What is asked:
Repeat the entire listing exactly.

Stored records:
================================

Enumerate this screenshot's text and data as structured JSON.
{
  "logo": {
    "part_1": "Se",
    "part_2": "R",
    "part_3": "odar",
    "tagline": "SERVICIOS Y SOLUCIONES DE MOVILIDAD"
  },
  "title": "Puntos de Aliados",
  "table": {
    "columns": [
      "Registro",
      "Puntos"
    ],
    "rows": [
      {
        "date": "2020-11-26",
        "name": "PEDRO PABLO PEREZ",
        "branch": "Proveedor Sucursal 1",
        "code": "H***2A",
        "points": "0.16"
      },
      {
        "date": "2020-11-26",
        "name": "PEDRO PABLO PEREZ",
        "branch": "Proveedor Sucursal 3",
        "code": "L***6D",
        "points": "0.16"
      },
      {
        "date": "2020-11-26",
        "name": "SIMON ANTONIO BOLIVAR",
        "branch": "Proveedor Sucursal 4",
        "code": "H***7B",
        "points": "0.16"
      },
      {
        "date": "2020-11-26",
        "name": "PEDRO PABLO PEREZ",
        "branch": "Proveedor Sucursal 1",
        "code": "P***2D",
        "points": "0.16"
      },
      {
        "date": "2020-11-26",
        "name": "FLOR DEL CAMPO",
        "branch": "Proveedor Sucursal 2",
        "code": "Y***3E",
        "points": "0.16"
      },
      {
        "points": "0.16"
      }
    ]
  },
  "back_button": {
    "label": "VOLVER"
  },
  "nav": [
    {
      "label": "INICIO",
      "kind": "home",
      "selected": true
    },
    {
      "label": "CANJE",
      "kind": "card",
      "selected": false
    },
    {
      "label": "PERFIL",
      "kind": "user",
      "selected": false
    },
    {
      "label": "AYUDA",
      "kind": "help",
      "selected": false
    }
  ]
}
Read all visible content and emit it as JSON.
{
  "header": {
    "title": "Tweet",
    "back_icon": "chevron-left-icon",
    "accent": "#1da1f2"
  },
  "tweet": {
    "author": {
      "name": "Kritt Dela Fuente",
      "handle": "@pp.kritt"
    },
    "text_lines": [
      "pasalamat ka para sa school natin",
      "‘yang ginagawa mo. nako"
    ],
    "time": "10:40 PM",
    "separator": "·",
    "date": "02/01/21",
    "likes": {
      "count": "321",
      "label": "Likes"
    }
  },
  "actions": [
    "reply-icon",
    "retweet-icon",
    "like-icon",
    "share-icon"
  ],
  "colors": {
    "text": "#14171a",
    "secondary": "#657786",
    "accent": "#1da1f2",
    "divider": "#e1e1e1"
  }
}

================================

Task response:
Enumerate this screenshot's text and data as structured JSON.
{
  "logo": {
    "part_1": "Se",
    "part_2": "R",
    "part_3": "odar",
    "tagline": "SERVICIOS Y SOLUCIONES DE MOVILIDAD"
  },
  "title": "Puntos de Aliados",
  "table": {
    "columns": [
      "Registro",
      "Puntos"
    ],
    "rows": [
      {
        "date": "2020-11-26",
        "name": "PEDRO PABLO PEREZ",
        "branch": "Proveedor Sucursal 1",
        "code": "H***2A",
        "points": "0.16"
      },
      {
        "date": "2020-11-26",
        "name": "PEDRO PABLO PEREZ",
        "branch": "Proveedor Sucursal 3",
        "code": "L***6D",
        "points": "0.16"
      },
      {
        "date": "2020-11-26",
        "name": "SIMON ANTONIO BOLIVAR",
        "branch": "Proveedor Sucursal 4",
        "code": "H***7B",
        "points": "0.16"
      },
      {
        "date": "2020-11-26",
        "name": "PEDRO PABLO PEREZ",
        "branch": "Proveedor Sucursal 1",
        "code": "P***2D",
        "points": "0.16"
      },
      {
        "date": "2020-11-26",
        "name": "FLOR DEL CAMPO",
        "branch": "Proveedor Sucursal 2",
        "code": "Y***3E",
        "points": "0.16"
      },
      {
        "points": "0.16"
      }
    ]
  },
  "back_button": {
    "label": "VOLVER"
  },
  "nav": [
    {
      "label": "INICIO",
      "kind": "home",
      "selected": true
    },
    {
      "label": "CANJE",
      "kind": "card",
      "selected": false
    },
    {
      "label": "PERFIL",
      "kind": "user",
      "selected": false
    },
    {
      "label": "AYUDA",
      "kind": "help",
      "selected": false
    }
  ]
}
Read all visible content and emit it as JSON.
{
  "header": {
    "title": "Tweet",
    "back_icon": "chevron-left-icon",
    "accent": "#1da1f2"
  },
  "tweet": {
    "author": {
      "name": "Kritt Dela Fuente",
      "handle": "@pp.kritt"
    },
    "text_lines": [
      "pasalamat ka para sa school natin",
      "‘yang ginagawa mo. nako"
    ],
    "time": "10:40 PM",
    "separator": "·",
    "date": "02/01/21",
    "likes": {
      "count": "321",
      "label": "Likes"
    }
  },
  "actions": [
    "reply-icon",
    "retweet-icon",
    "like-icon",
    "share-icon"
  ],
  "colors": {
    "text": "#14171a",
    "secondary": "#657786",
    "accent": "#1da1f2",
    "divider": "#e1e1e1"
  }
}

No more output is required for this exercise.